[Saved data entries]
********
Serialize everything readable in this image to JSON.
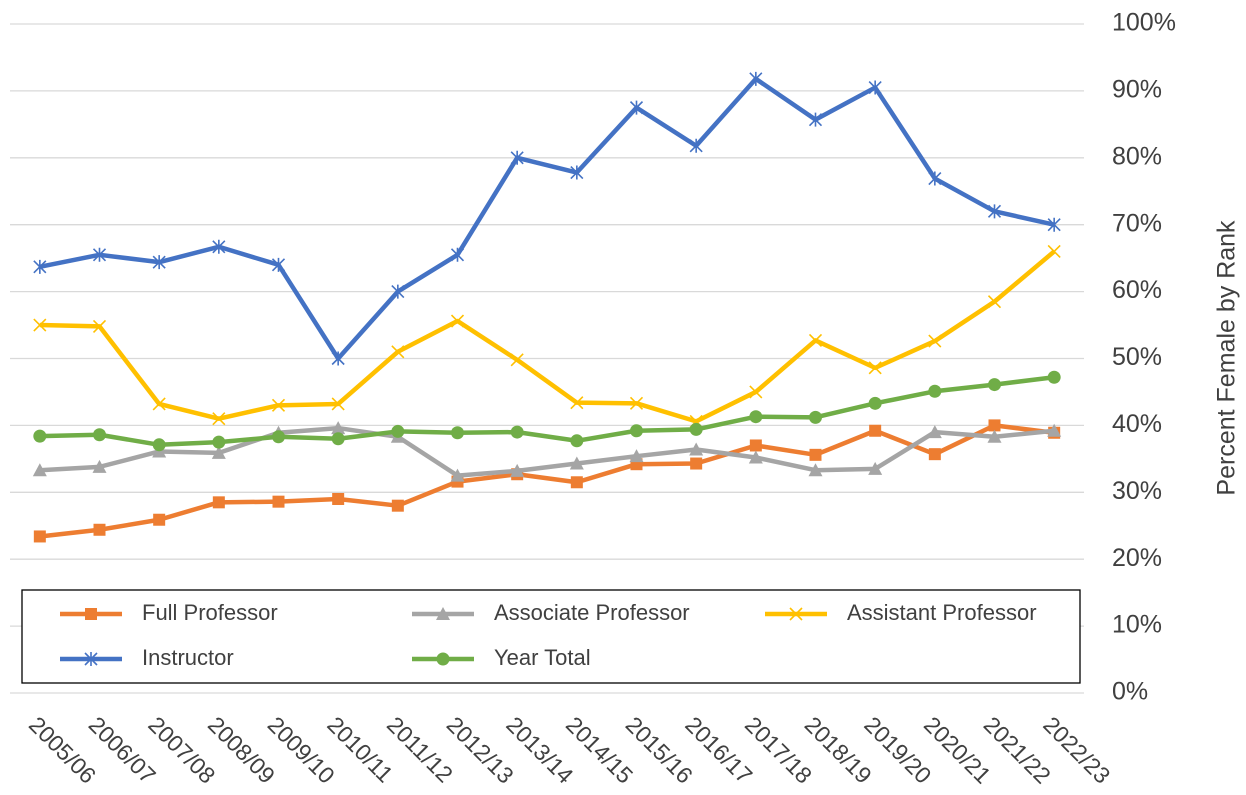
{
  "chart_data": {
    "type": "line",
    "y_axis_label": "Percent Female by Rank",
    "categories": [
      "2005/06",
      "2006/07",
      "2007/08",
      "2008/09",
      "2009/10",
      "2010/11",
      "2011/12",
      "2012/13",
      "2013/14",
      "2014/15",
      "2015/16",
      "2016/17",
      "2017/18",
      "2018/19",
      "2019/20",
      "2020/21",
      "2021/22",
      "2022/23"
    ],
    "series": [
      {
        "name": "Full Professor",
        "color": "#ed7d31",
        "marker": "square",
        "values": [
          23.4,
          24.4,
          25.9,
          28.5,
          28.6,
          29,
          28,
          31.6,
          32.7,
          31.5,
          34.2,
          34.3,
          37,
          35.6,
          39.2,
          35.7,
          40,
          38.9
        ]
      },
      {
        "name": "Associate Professor",
        "color": "#a5a5a5",
        "marker": "triangle",
        "values": [
          33.3,
          33.8,
          36.1,
          35.9,
          38.9,
          39.6,
          38.3,
          32.5,
          33.2,
          34.3,
          35.4,
          36.4,
          35.2,
          33.3,
          33.5,
          39,
          38.3,
          39.2
        ]
      },
      {
        "name": "Assistant Professor",
        "color": "#ffc000",
        "marker": "x",
        "values": [
          55,
          54.8,
          43.2,
          41,
          43,
          43.2,
          51,
          55.6,
          49.8,
          43.4,
          43.3,
          40.6,
          45,
          52.7,
          48.6,
          52.6,
          58.5,
          66
        ]
      },
      {
        "name": "Instructor",
        "color": "#4472c4",
        "marker": "asterisk",
        "values": [
          63.7,
          65.5,
          64.4,
          66.7,
          64,
          50,
          60,
          65.5,
          80,
          77.8,
          87.5,
          81.8,
          91.8,
          85.7,
          90.5,
          76.9,
          72,
          70
        ]
      },
      {
        "name": "Year Total",
        "color": "#70ad47",
        "marker": "circle",
        "values": [
          38.4,
          38.6,
          37.1,
          37.5,
          38.3,
          38,
          39.1,
          38.9,
          39,
          37.7,
          39.2,
          39.4,
          41.3,
          41.2,
          43.3,
          45.1,
          46.1,
          47.2
        ]
      }
    ],
    "ylim": [
      0,
      100
    ],
    "yticks": [
      {
        "value": 0,
        "label": "0%"
      },
      {
        "value": 10,
        "label": "10%"
      },
      {
        "value": 20,
        "label": "20%"
      },
      {
        "value": 30,
        "label": "30%"
      },
      {
        "value": 40,
        "label": "40%"
      },
      {
        "value": 50,
        "label": "50%"
      },
      {
        "value": 60,
        "label": "60%"
      },
      {
        "value": 70,
        "label": "70%"
      },
      {
        "value": 80,
        "label": "80%"
      },
      {
        "value": 90,
        "label": "90%"
      },
      {
        "value": 100,
        "label": "100%"
      }
    ],
    "grid": true,
    "legend": "bottom"
  }
}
********
Problem to work on:
Restate the records word for word, omitting images.

Response to the task:
Serialize everything readable in this image to JSON.
{
  "chart_data": {
    "type": "line",
    "y_axis_label": "Percent Female by Rank",
    "categories": [
      "2005/06",
      "2006/07",
      "2007/08",
      "2008/09",
      "2009/10",
      "2010/11",
      "2011/12",
      "2012/13",
      "2013/14",
      "2014/15",
      "2015/16",
      "2016/17",
      "2017/18",
      "2018/19",
      "2019/20",
      "2020/21",
      "2021/22",
      "2022/23"
    ],
    "series": [
      {
        "name": "Full Professor",
        "color": "#ed7d31",
        "marker": "square",
        "values": [
          23.4,
          24.4,
          25.9,
          28.5,
          28.6,
          29,
          28,
          31.6,
          32.7,
          31.5,
          34.2,
          34.3,
          37,
          35.6,
          39.2,
          35.7,
          40,
          38.9
        ]
      },
      {
        "name": "Associate Professor",
        "color": "#a5a5a5",
        "marker": "triangle",
        "values": [
          33.3,
          33.8,
          36.1,
          35.9,
          38.9,
          39.6,
          38.3,
          32.5,
          33.2,
          34.3,
          35.4,
          36.4,
          35.2,
          33.3,
          33.5,
          39,
          38.3,
          39.2
        ]
      },
      {
        "name": "Assistant Professor",
        "color": "#ffc000",
        "marker": "x",
        "values": [
          55,
          54.8,
          43.2,
          41,
          43,
          43.2,
          51,
          55.6,
          49.8,
          43.4,
          43.3,
          40.6,
          45,
          52.7,
          48.6,
          52.6,
          58.5,
          66
        ]
      },
      {
        "name": "Instructor",
        "color": "#4472c4",
        "marker": "asterisk",
        "values": [
          63.7,
          65.5,
          64.4,
          66.7,
          64,
          50,
          60,
          65.5,
          80,
          77.8,
          87.5,
          81.8,
          91.8,
          85.7,
          90.5,
          76.9,
          72,
          70
        ]
      },
      {
        "name": "Year Total",
        "color": "#70ad47",
        "marker": "circle",
        "values": [
          38.4,
          38.6,
          37.1,
          37.5,
          38.3,
          38,
          39.1,
          38.9,
          39,
          37.7,
          39.2,
          39.4,
          41.3,
          41.2,
          43.3,
          45.1,
          46.1,
          47.2
        ]
      }
    ],
    "ylim": [
      0,
      100
    ],
    "yticks": [
      {
        "value": 0,
        "label": "0%"
      },
      {
        "value": 10,
        "label": "10%"
      },
      {
        "value": 20,
        "label": "20%"
      },
      {
        "value": 30,
        "label": "30%"
      },
      {
        "value": 40,
        "label": "40%"
      },
      {
        "value": 50,
        "label": "50%"
      },
      {
        "value": 60,
        "label": "60%"
      },
      {
        "value": 70,
        "label": "70%"
      },
      {
        "value": 80,
        "label": "80%"
      },
      {
        "value": 90,
        "label": "90%"
      },
      {
        "value": 100,
        "label": "100%"
      }
    ],
    "grid": true,
    "legend": "bottom"
  }
}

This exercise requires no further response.